• [DATA FOR THE TASK]:
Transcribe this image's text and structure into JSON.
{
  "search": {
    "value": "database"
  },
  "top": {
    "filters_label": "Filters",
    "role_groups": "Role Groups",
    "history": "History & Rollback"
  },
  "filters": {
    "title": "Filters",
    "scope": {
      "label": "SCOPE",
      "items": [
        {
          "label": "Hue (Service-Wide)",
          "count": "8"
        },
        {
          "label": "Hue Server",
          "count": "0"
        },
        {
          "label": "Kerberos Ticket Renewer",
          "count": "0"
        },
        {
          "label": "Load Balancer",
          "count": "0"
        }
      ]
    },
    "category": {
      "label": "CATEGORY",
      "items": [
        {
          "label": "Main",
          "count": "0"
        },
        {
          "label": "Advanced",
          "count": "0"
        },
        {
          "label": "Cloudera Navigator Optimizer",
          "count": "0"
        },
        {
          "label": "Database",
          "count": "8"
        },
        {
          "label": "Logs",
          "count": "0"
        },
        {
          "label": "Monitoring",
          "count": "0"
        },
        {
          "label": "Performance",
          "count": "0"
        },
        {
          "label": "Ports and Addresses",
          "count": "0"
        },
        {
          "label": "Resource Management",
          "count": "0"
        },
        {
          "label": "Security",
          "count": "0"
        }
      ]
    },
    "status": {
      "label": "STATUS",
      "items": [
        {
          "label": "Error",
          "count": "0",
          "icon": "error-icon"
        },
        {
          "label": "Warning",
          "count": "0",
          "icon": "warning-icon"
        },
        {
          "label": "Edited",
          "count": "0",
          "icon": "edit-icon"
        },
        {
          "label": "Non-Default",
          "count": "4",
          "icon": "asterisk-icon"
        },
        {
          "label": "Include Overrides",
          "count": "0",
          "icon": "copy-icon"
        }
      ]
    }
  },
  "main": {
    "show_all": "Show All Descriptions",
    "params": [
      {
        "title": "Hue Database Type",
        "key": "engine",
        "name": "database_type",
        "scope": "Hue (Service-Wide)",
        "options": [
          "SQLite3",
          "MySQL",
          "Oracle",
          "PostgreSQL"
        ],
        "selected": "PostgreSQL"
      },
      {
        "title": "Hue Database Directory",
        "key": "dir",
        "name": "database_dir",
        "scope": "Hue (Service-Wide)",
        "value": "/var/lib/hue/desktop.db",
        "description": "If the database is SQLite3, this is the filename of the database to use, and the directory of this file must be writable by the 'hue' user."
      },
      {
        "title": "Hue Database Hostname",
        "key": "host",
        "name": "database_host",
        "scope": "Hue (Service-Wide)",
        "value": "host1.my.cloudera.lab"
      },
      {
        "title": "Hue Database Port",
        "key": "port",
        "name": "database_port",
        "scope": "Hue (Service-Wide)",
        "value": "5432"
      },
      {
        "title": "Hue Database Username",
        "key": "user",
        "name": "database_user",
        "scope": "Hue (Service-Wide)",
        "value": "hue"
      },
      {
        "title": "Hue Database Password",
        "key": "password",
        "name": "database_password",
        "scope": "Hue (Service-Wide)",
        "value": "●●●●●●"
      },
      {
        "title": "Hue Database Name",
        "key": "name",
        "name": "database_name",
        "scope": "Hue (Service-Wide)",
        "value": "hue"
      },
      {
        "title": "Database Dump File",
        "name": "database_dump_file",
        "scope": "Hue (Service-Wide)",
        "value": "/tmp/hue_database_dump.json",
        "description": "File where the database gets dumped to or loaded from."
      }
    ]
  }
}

• [AIM OF THE EXERCISE]: Tally every line of the data that holds the word "title" and write the count alone.

• [SOLUTION]: 9